Daily Bell: We have previously interviewed you and your alter ego, the Mogambo Guru. Now we’ll follow up. But please pretend you are addressing an audience that does not know about your fine work or writing.

Mogambo Guru: I do fine work or writing? Wow! Who knew? Thanks!

Daily Bell: A general question first. When did you get interested in Austrian economics and how?

Mogambo Guru: I got interesting in Austrian economics only because I was trying to make a lot of money in a hurry without actually working because I am greedy and lazy. I was using technical analysis to trade index options, and, obviously, market-following technical analysis follows the market.

The problem was that the market had already turned by the time the charts showed it, and so I always missed the first chunk of the rollup/uptrend while still holding my puts, and always missed the first chunk of the rollover/downtrend while still holding my calls! Bummer! I only got the middle part, if any, of any move.
- - - - -
» EXERCISE
Carry the Mogambo Guru interview above forward from its last sentence, in the same voice.

» STORED ROWS
- - - - -
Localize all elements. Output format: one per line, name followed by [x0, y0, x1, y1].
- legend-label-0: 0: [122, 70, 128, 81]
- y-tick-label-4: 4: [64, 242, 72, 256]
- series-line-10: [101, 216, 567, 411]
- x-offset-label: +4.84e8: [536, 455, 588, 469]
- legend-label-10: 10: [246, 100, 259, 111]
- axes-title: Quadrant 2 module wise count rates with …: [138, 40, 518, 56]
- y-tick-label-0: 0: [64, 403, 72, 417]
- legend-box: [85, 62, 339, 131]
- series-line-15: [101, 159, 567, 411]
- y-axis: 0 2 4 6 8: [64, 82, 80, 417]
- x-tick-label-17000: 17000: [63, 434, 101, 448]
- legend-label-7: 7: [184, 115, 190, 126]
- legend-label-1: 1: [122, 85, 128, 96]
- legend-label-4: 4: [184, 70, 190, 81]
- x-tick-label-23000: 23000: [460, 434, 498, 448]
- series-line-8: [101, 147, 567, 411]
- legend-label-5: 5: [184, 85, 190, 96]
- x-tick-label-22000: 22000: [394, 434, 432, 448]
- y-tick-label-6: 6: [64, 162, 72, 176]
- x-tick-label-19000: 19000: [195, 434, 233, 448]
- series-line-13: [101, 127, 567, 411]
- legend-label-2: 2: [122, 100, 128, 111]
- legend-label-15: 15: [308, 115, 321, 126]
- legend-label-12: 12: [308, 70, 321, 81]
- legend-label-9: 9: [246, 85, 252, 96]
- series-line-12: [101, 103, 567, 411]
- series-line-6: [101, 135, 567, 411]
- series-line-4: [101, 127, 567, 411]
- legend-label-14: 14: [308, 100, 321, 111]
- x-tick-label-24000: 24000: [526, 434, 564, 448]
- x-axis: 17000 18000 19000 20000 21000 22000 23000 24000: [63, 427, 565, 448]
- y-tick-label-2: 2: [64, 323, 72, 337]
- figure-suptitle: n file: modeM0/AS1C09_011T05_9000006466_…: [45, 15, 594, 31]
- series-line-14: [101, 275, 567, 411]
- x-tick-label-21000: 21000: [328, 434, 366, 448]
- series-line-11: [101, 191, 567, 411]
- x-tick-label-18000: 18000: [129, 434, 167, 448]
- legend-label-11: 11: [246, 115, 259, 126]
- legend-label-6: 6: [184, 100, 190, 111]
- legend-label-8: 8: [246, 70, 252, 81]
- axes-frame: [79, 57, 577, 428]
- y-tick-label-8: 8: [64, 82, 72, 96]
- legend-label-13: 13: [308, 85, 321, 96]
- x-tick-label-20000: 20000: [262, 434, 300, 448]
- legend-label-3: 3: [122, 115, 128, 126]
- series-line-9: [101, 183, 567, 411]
- - - - -
» RIGHT ANSWER
So I wondered “How can I make a lot more money without, you know, working? For example, how did the guys who got in first, or got out first, know to get in, or know to get out? What, what, what did they know?”

Naturally, I turned to economics, and started with the usual college textbooks and bookstore offerings, all centered around that Keynes crap that they teach almost everywhere, which I found both logically incomprehensible and (my suspicions having been vindicated QED) a Big Stinking Load Of Crap (BSLOC).

Then, one happy, lucky day, flailing around as I was, lost in the darkness of modern economic Keynesian econometric stupidity, I stumbled upon the Austrian Business Cycle Theory, I forget how or where, but probably Hazlitt’s “Economics in One Easy Lesson,” and then it was Rothbard, Hayek and Mises from then on!

Daily Bell: For purposes of this interview, give us a short rundown on your background and most important work.

Mogambo Guru: A useless college degree in psychology, various post-grad MBA and PhD work ending in disillusionments and disappointments, bored business manager, simplistic computer programmer, low-producing stockbroker, disheartened financial planner, with a sorry streak of “lack of ambition” running through it all.

And as for “important work” I have done, I have never done any important work, and very little work that wasn’t substandard, now that I think about it. But thanks for asking, anyway!

Daily Bell: Is the West in a double-dip recession?

Mogambo Guru: It looks like it to me. Or a triple dip! Or more dips! Or the dip before the end of the world! Who knows? Maybe a boom! Never underestimate the government response, and there WILL be a government response!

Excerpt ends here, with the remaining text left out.